↓

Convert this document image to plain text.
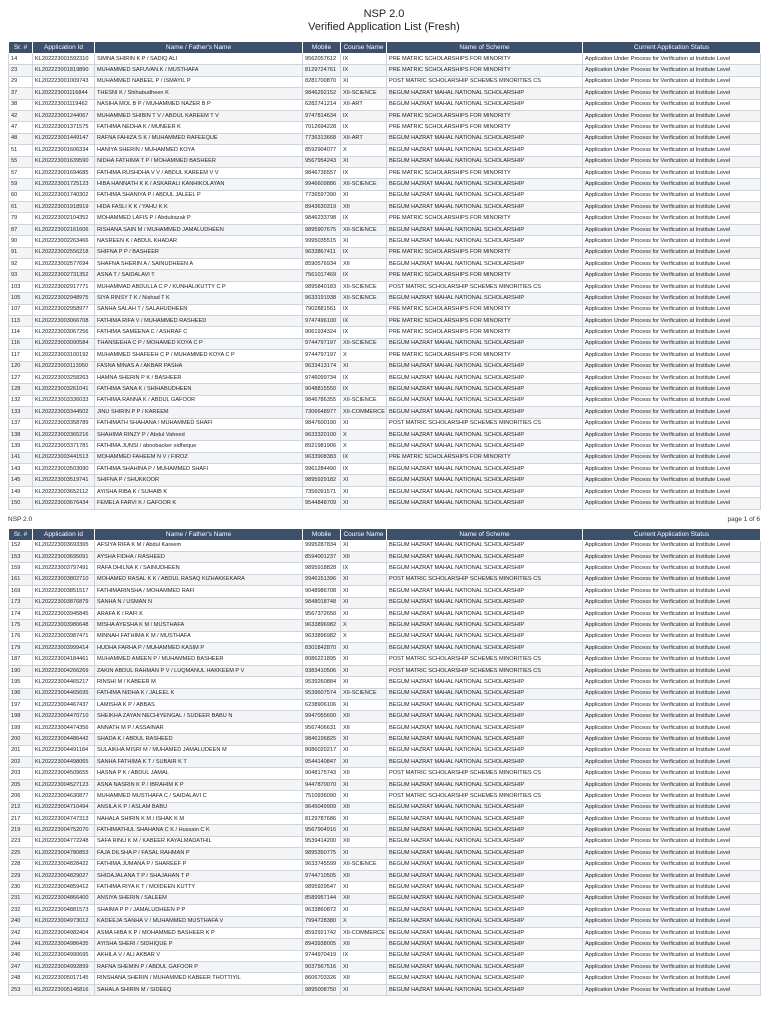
NSP 2.0
Verified Application List (Fresh)
Sr. #	Application Id	Name / Father's Name	Mobile	Course Name	Name of Scheme	Current Application Status
14	KL202223001592310	SIMNA SHIRIN K P / SADIQ ALI	9562057612	IX	PRE MATRIC SCHOLARSHIPS FOR MINORITY	Application Under Process for Verification at Institute Level
23	KL202223001819890	MUHAMMED SAFUVAN.K / MUSTHAFA	8129724761	IX	PRE MATRIC SCHOLARSHIPS FOR MINORITY	Application Under Process for Verification at Institute Level
29	KL202223001009743	MUHAMMED NABEEL P / ISMAYIL P	8281700870	XI	POST MATRIC SCHOLARSHIP SCHEMES MINORITIES CS	Application Under Process for Verification at Institute Level
37	KL202223001116844	THESNI K / Shihabudheen K	9846292152	XII-SCIENCE	BEGUM HAZRAT MAHAL NATIONAL SCHOLARSHIP	Application Under Process for Verification at Institute Level
38	KL202223001119462	NASIHA MOL B P / MUHAMMED NAZER B P	6282741214	XII-ART	BEGUM HAZRAT MAHAL NATIONAL SCHOLARSHIP	Application Under Process for Verification at Institute Level
42	KL202223001244067	MUHAMMED SHIBIN T V / ABDUL KAREEM T V	9747814634	IX	PRE MATRIC SCHOLARSHIPS FOR MINORITY	Application Under Process for Verification at Institute Level
47	KL202223001371575	FATHIMA NEDHA K / MUNEER K	7012694228	IX	PRE MATRIC SCHOLARSHIPS FOR MINORITY	Application Under Process for Verification at Institute Level
48	KL202223001449147	RAFNA FAHIZA S K / MUHAMMED RAFEEQUE	7736313668	XII-ART	BEGUM HAZRAT MAHAL NATIONAL SCHOLARSHIP	Application Under Process for Verification at Institute Level
51	KL202223001606334	HANIYA SHERIN / MUHAMMED KOYA	8592904077	X	BEGUM HAZRAT MAHAL NATIONAL SCHOLARSHIP	Application Under Process for Verification at Institute Level
55	KL202223001639590	NIDHA FATHIMA T P / MOHAMMED BASHEER	9567954243	XI	BEGUM HAZRAT MAHAL NATIONAL SCHOLARSHIP	Application Under Process for Verification at Institute Level
57	KL202223001694685	FATHIMA RUSHDHA V V / ABDUL KAREEM V V	9846736557	IX	PRE MATRIC SCHOLARSHIPS FOR MINORITY	Application Under Process for Verification at Institute Level
59	KL202223001725123	HIBA HANNATH K K / ASKARALI KANHIKOLAYAN	9946609886	XII-SCIENCE	BEGUM HAZRAT MAHAL NATIONAL SCHOLARSHIP	Application Under Process for Verification at Institute Level
60	KL202223001740302	FATHIMA SHANIYA P / ABDUL JALEEL P	7736597390	XI	BEGUM HAZRAT MAHAL NATIONAL SCHOLARSHIP	Application Under Process for Verification at Institute Level
61	KL202223001918919	HIDA FASLI K K / YAHU K K	8943630319	XII	BEGUM HAZRAT MAHAL NATIONAL SCHOLARSHIP	Application Under Process for Verification at Institute Level
79	KL202223002104352	MOHAMMED LAFIS P / Abdulrazak P	9846233798	IX	PRE MATRIC SCHOLARSHIPS FOR MINORITY	Application Under Process for Verification at Institute Level
87	KL202223002161606	RISHANA SAIN M / MUHAMMED JAMALUDHEEN	9895907675	XII-SCIENCE	BEGUM HAZRAT MAHAL NATIONAL SCHOLARSHIP	Application Under Process for Verification at Institute Level
90	KL202223002263466	NASREEN K / ABDUL KHADAR	9995035515	XI	BEGUM HAZRAT MAHAL NATIONAL SCHOLARSHIP	Application Under Process for Verification at Institute Level
91	KL202223002556218	SHIFNA P P / BASHEER	9633867411	IX	PRE MATRIC SCHOLARSHIPS FOR MINORITY	Application Under Process for Verification at Institute Level
92	KL202223002577694	SHAFNA SHERIN A / SAINUDHEEN A	8590576934	XII	BEGUM HAZRAT MAHAL NATIONAL SCHOLARSHIP	Application Under Process for Verification at Institute Level
93	KL202223002731352	ASNA T / SAIDALAVI T	7561017469	IX	PRE MATRIC SCHOLARSHIPS FOR MINORITY	Application Under Process for Verification at Institute Level
103	KL202223002917771	MUHAMMAD ABDULLA C P / KUNHALIKUTTY C P	9895840183	XII-SCIENCE	POST MATRIC SCHOLARSHIP SCHEMES MINORITIES CS	Application Under Process for Verification at Institute Level
105	KL202223002948975	SIYA RINSY T K / Nishad T K	9633191938	XII-SCIENCE	BEGUM HAZRAT MAHAL NATIONAL SCHOLARSHIP	Application Under Process for Verification at Institute Level
107	KL202223002958977	SANHA SALAH T / SALAHUDHEEN	7902881561	IX	PRE MATRIC SCHOLARSHIPS FOR MINORITY	Application Under Process for Verification at Institute Level
113	KL202223003066708	FATHIMA RIFA V / MUHAMMED RASHEED	9747496100	IX	PRE MATRIC SCHOLARSHIPS FOR MINORITY	Application Under Process for Verification at Institute Level
114	KL202223003067256	FATHIMA SAMEENA C / ASHRAF C	9061934324	IX	PRE MATRIC SCHOLARSHIPS FOR MINORITY	Application Under Process for Verification at Institute Level
116	KL202223003090584	THANSEEHA C P / MOHAMED KOYA C P	9744797197	XII-SCIENCE	BEGUM HAZRAT MAHAL NATIONAL SCHOLARSHIP	Application Under Process for Verification at Institute Level
117	KL202223003100192	MUHAMMED SHAFEEH C P / MUHAMMED KOYA C P	9744797197	X	PRE MATRIC SCHOLARSHIPS FOR MINORITY	Application Under Process for Verification at Institute Level
120	KL202223003113950	FASNA MINAS A / AKBAR PASHA	9633413174	XI	BEGUM HAZRAT MAHAL NATIONAL SCHOLARSHIP	Application Under Process for Verification at Institute Level
127	KL202223003258263	HAMNA SHERIN P K / BASHEER	9746099734	IX	BEGUM HAZRAT MAHAL NATIONAL SCHOLARSHIP	Application Under Process for Verification at Institute Level
128	KL202223003261041	FATHIMA SANA K / SHIHABUDHEEN	9048815550	IX	BEGUM HAZRAT MAHAL NATIONAL SCHOLARSHIP	Application Under Process for Verification at Institute Level
132	KL202223003336033	FATHIMA RANNA K / ABDUL GAFOOR	9846786355	XII-SCIENCE	BEGUM HAZRAT MAHAL NATIONAL SCHOLARSHIP	Application Under Process for Verification at Institute Level
133	KL202223003344502	JINU SHIRIN P P / KAREEM	7306648977	XII-COMMERCE	BEGUM HAZRAT MAHAL NATIONAL SCHOLARSHIP	Application Under Process for Verification at Institute Level
137	KL202223003358789	FATHIMATH SHAHANA / MUHAMMED SHAFI	9847600190	XI	POST MATRIC SCHOLARSHIP SCHEMES MINORITIES CS	Application Under Process for Verification at Institute Level
138	KL202223003365216	SHAHIMA RINZY P / Abdul Vaheed	9633320100	X	BEGUM HAZRAT MAHAL NATIONAL SCHOLARSHIP	Application Under Process for Verification at Institute Level
139	KL202223003371781	FATHIMA JUNSI / aboobacker sidheque	8921981906	X	BEGUM HAZRAT MAHAL NATIONAL SCHOLARSHIP	Application Under Process for Verification at Institute Level
141	KL202223003441513	MOHAMMED FAHEEM N V / FIROZ	9633908383	IX	PRE MATRIC SCHOLARSHIPS FOR MINORITY	Application Under Process for Verification at Institute Level
143	KL202223003503090	FATHIMA SHAHINA P / MUHAMMED SHAFI	9961284490	IX	BEGUM HAZRAT MAHAL NATIONAL SCHOLARSHIP	Application Under Process for Verification at Institute Level
145	KL202223003519741	SHIFNA P / SHUKKOOR	9895929182	XI	BEGUM HAZRAT MAHAL NATIONAL SCHOLARSHIP	Application Under Process for Verification at Institute Level
149	KL202223003652112	AYISHA RIBA K / SUHAIB K	7356091571	XI	BEGUM HAZRAT MAHAL NATIONAL SCHOLARSHIP	Application Under Process for Verification at Institute Level
150	KL202223003676434	FEMELA FARVI K / GAFOOR K	9544848709	XI	BEGUM HAZRAT MAHAL NATIONAL SCHOLARSHIP	Application Under Process for Verification at Institute Level
NSP 2.0	page 1 of 6
Sr. #	Application Id	Name / Father's Name	Mobile	Course Name	Name of Scheme	Current Application Status
152	KL202223003693365	AFSIYA RIFA K M / Abdul Kareem	9995287834	XI	BEGUM HAZRAT MAHAL NATIONAL SCHOLARSHIP	Application Under Process for Verification at Institute Level
153	KL202223003695091	AYSHA FIDHA / RASHEED	8594001237	XII	BEGUM HAZRAT MAHAL NATIONAL SCHOLARSHIP	Application Under Process for Verification at Institute Level
159	KL202223003797491	RAFA DHILNA K / SAINUDHEEN	9895918828	IX	BEGUM HAZRAT MAHAL NATIONAL SCHOLARSHIP	Application Under Process for Verification at Institute Level
161	KL202223003802710	MOHAMED RASAL K K / ABDUL RASAQ KIZHAKKEKARA	9946151396	XI	POST MATRIC SCHOLARSHIP SCHEMES MINORITIES CS	Application Under Process for Verification at Institute Level
169	KL202223003851517	FATHIMARINSHA / MOHAMMED RAFI	9048986708	XI	BEGUM HAZRAT MAHAL NATIONAL SCHOLARSHIP	Application Under Process for Verification at Institute Level
173	KL202223003876879	SANHA N / USMAN N	9848018748	XI	BEGUM HAZRAT MAHAL NATIONAL SCHOLARSHIP	Application Under Process for Verification at Institute Level
174	KL202223003945845	ARAFA K / RAFI K	9567372650	XI	BEGUM HAZRAT MAHAL NATIONAL SCHOLARSHIP	Application Under Process for Verification at Institute Level
175	KL202223003980648	MISHA AYESHA K M / MUSTHAFA	9633896982	X	BEGUM HAZRAT MAHAL NATIONAL SCHOLARSHIP	Application Under Process for Verification at Institute Level
176	KL202223003987471	MINNAH FATHIMA K M / MUSTHAFA	9633896982	X	BEGUM HAZRAT MAHAL NATIONAL SCHOLARSHIP	Application Under Process for Verification at Institute Level
179	KL202223003999414	HUDHA FARHA P / MUHAMMED KASIM P	8301842870	XI	BEGUM HAZRAT MAHAL NATIONAL SCHOLARSHIP	Application Under Process for Verification at Institute Level
187	KL202223004184461	MUHAMMED AMEEN P / MUHAMMED BASHEER	8086221895	XI	POST MATRIC SCHOLARSHIP SCHEMES MINORITIES CS	Application Under Process for Verification at Institute Level
190	KL202223004266269	ZAKIN ABDUL RAHMAN P V / LUQMANUL HAKKEEM P V	9383410506	XI	POST MATRIC SCHOLARSHIP SCHEMES MINORITIES CS	Application Under Process for Verification at Institute Level
195	KL202223004465217	RINSHI M / KABEER M	9539260884	XI	BEGUM HAZRAT MAHAL NATIONAL SCHOLARSHIP	Application Under Process for Verification at Institute Level
196	KL202223004465695	FATHIMA NIDHA K / JALEEL K	9539607574	XII-SCIENCE	BEGUM HAZRAT MAHAL NATIONAL SCHOLARSHIP	Application Under Process for Verification at Institute Level
197	KL202223004467437	LAMISHA K P / ABBAS	6238906106	XI	BEGUM HAZRAT MAHAL NATIONAL SCHOLARSHIP	Application Under Process for Verification at Institute Level
198	KL202223004470710	SHEIKHA ZAYAN NECHIYENGAL / SUDEER BABU N	9947055600	XII	BEGUM HAZRAT MAHAL NATIONAL SCHOLARSHIP	Application Under Process for Verification at Institute Level
199	KL202223004474356	ANNATH M P / ASSAINAR	9567406631	XII	BEGUM HAZRAT MAHAL NATIONAL SCHOLARSHIP	Application Under Process for Verification at Institute Level
200	KL202223004486442	SHADA K / ABDUL RASHEED	9846196825	XI	BEGUM HAZRAT MAHAL NATIONAL SCHOLARSHIP	Application Under Process for Verification at Institute Level
201	KL202223004491184	SULAIKHA MISRI M / MUHAMED JAMALUDEEN M	8086020217	XI	BEGUM HAZRAT MAHAL NATIONAL SCHOLARSHIP	Application Under Process for Verification at Institute Level
202	KL202223004498065	SANHA FATHIMA K T / SUBAIR K T	9544140847	XI	BEGUM HAZRAT MAHAL NATIONAL SCHOLARSHIP	Application Under Process for Verification at Institute Level
203	KL202223004509655	HASNA P K / ABDUL JAMAL	9048175743	XII	POST MATRIC SCHOLARSHIP SCHEMES MINORITIES CS	Application Under Process for Verification at Institute Level
205	KL202223004527123	ASNA NASRIN K P / IBRAHIM K P	9447870070	XI	BEGUM HAZRAT MAHAL NATIONAL SCHOLARSHIP	Application Under Process for Verification at Institute Level
206	KL202223004630877	MUHAMMED MUSTHAFA C / SAIDALAVI C	7510936090	XI	POST MATRIC SCHOLARSHIP SCHEMES MINORITIES CS	Application Under Process for Verification at Institute Level
212	KL202223004710494	ANSILA K P / ASLAM BABU	9645049909	XII	BEGUM HAZRAT MAHAL NATIONAL SCHOLARSHIP	Application Under Process for Verification at Institute Level
217	KL202223004747313	NAHALA SHIRIN K M / ISHAK K M	8129787686	XI	BEGUM HAZRAT MAHAL NATIONAL SCHOLARSHIP	Application Under Process for Verification at Institute Level
219	KL202223004752070	FATHIMATHUL SHAHANA C K / Hussain C K	9567904916	XI	BEGUM HAZRAT MAHAL NATIONAL SCHOLARSHIP	Application Under Process for Verification at Institute Level
223	KL202223004772248	SAFA RINU K M / KABEER KAYALMADATHIL	9539414200	XII	BEGUM HAZRAT MAHAL NATIONAL SCHOLARSHIP	Application Under Process for Verification at Institute Level
225	KL202223004780853	FAJA DILSHA P / FASAL RAHMAN P	9895350775	XI	BEGUM HAZRAT MAHAL NATIONAL SCHOLARSHIP	Application Under Process for Verification at Institute Level
228	KL202223004828422	FATHIMA JUMANA P / SHAREEF P	9633745599	XII-SCIENCE	BEGUM HAZRAT MAHAL NATIONAL SCHOLARSHIP	Application Under Process for Verification at Institute Level
229	KL202223004829027	SHIDAJALANA T P / SHAJAHAN T P	9744710505	XII	BEGUM HAZRAT MAHAL NATIONAL SCHOLARSHIP	Application Under Process for Verification at Institute Level
230	KL202223004859412	FATHIMA RIYA K T / MOIDEEN KUTTY	9895929547	XI	BEGUM HAZRAT MAHAL NATIONAL SCHOLARSHIP	Application Under Process for Verification at Institute Level
231	KL202223004866400	ANSIYA SHERIN / SALEEM	8589957144	XII	BEGUM HAZRAT MAHAL NATIONAL SCHOLARSHIP	Application Under Process for Verification at Institute Level
232	KL202223004881573	SHAIMA P P / JAMALUDHEEN P P	9633860872	XI	BEGUM HAZRAT MAHAL NATIONAL SCHOLARSHIP	Application Under Process for Verification at Institute Level
240	KL202223004973012	KADEEJA SANHA V / MUHAMMED MUSTHAFA V	7994728380	X	BEGUM HAZRAT MAHAL NATIONAL SCHOLARSHIP	Application Under Process for Verification at Institute Level
242	KL202223004982404	ASMA HIBA K P / MOHAMMED BASHEER K P	8592921742	XII-COMMERCE	BEGUM HAZRAT MAHAL NATIONAL SCHOLARSHIP	Application Under Process for Verification at Institute Level
244	KL202223004986435	AYISHA SHERI / SIDHIQUE P	8943938005	XII	BEGUM HAZRAT MAHAL NATIONAL SCHOLARSHIP	Application Under Process for Verification at Institute Level
246	KL202223004990695	AKHILA V / ALI AKBAR V	9744970419	IX	BEGUM HAZRAT MAHAL NATIONAL SCHOLARSHIP	Application Under Process for Verification at Institute Level
247	KL202223004992899	RAFNA SHEMIN P / ABDUL GAFOOR P	9037567516	XI	BEGUM HAZRAT MAHAL NATIONAL SCHOLARSHIP	Application Under Process for Verification at Institute Level
248	KL202223005017145	RINSHANA SHERIN / MUHAMMED KABEER THOTTIYIL	8606703326	XII	BEGUM HAZRAT MAHAL NATIONAL SCHOLARSHIP	Application Under Process for Verification at Institute Level
253	KL202223005146816	SAHALA SHIRIN M / SIDEEQ	9895008750	XI	BEGUM HAZRAT MAHAL NATIONAL SCHOLARSHIP	Application Under Process for Verification at Institute Level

↑

▶ **Problem requirements**: Locate the word "SHIFNA" in the records above, and return each line that has it.

▶ **Correct response**:
91	KL202223002556218	SHIFNA P P / BASHEER	9633867411	IX	PRE MATRIC SCHOLARSHIPS FOR MINORITY	Application Under Process for Verification at Institute Level
145	KL202223003519741	SHIFNA P / SHUKKOOR	9895929182	XI	BEGUM HAZRAT MAHAL NATIONAL SCHOLARSHIP	Application Under Process for Verification at Institute Level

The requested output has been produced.